** Selected passage **
-- Begin --
Despite the fact that the above helped, in no small measure, in formatting his present persona, FFK became popular from his constant vitriolic darts of public criticism, chant, disagreement with the status quo and timeous vociferous bile of dissent with popular govermental opinion.
He got some right and missed so many targets, too. For so many people, FFK passed for nothing but an ethnic jingoist who have lost out in the power game at the centre. At some point, he was the only self appointed unofficial voice of the opposition PDP, especially when the embattled Olisa Metuh lost his voice and was fighting for his dear life.
But the recent event, that saw him shouting down and emotionally asaulting Eyo Charles, the Daily Trust journalist for asking a seemingly innocuous question in his professional line of duty, threw him up as a bully par excellence, waiting to be unveiled.
Fani-Kayode is not new to criticism. He loves and cherish controversy, dissent and likes to fan the ever yawning embers of tribal fault lines and discontent.
What FFK did to Eyo Charles is simply metaphorical of the basic oppression the average journalist, nay Nigerian, face in the hands of our overbearing elites and task masters.
Fani-Kayode couldn’t hide his pretentious populist grandstanding. He was flippant and pedestrian when he asked the popular Nigerian elite intimidating question: “Do you know who I am”?
Much as I would like to say that the FFK outburst was misplaced and uncalled for, I would like him to tender an unreserved apology to the umbrella body of the NUJ in general and Mr Eyo Charles in particular.
Like a hunter who dislikes being hunted, FFK’s vociferous outburst and misplaced denigration of Eyo Charles in the presence of his bewildered colleagues is an assault on our collective conscience and what journalism stands for — the societal watchdog.
-- End --
** Dataset section **
-- Begin --
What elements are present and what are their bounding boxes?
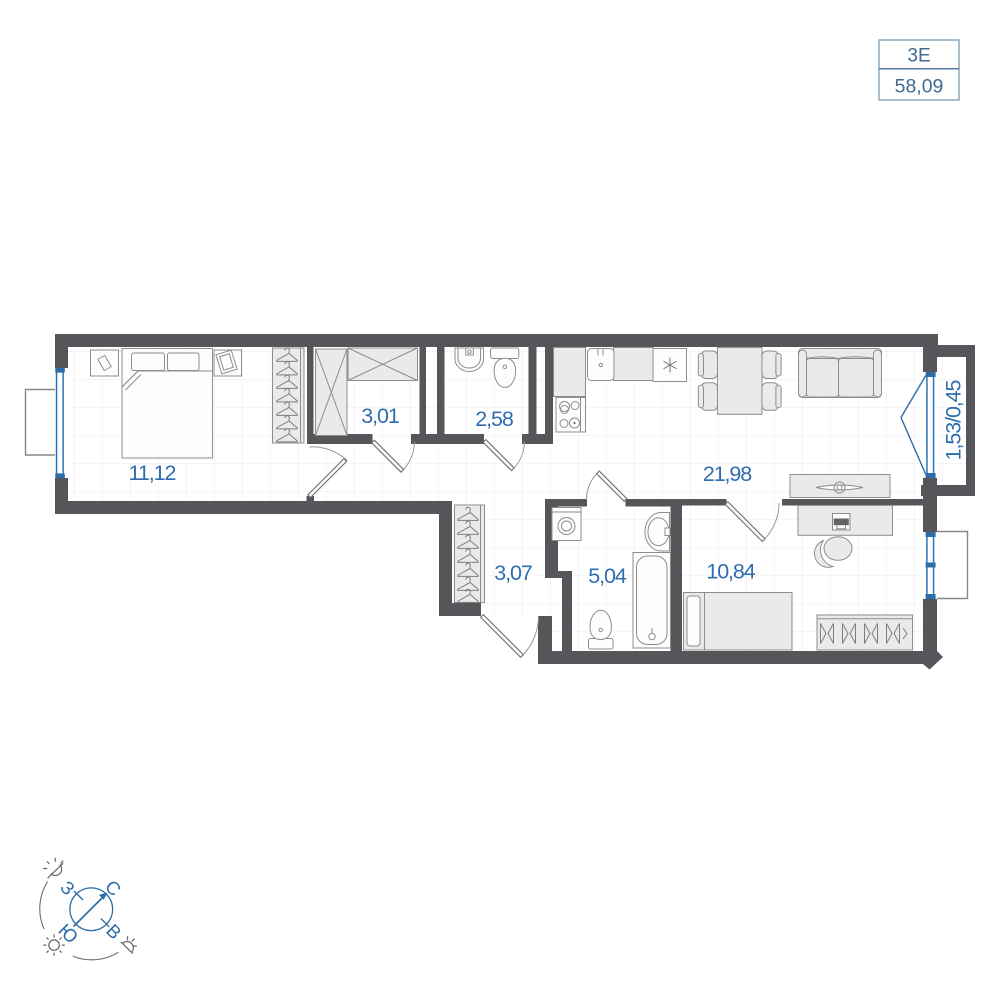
-- End --
** What is needed **
In the opinion piece about Fani-Kayode above, which newspaper does Eyo Charles work for?

** Task result **
Daily Trust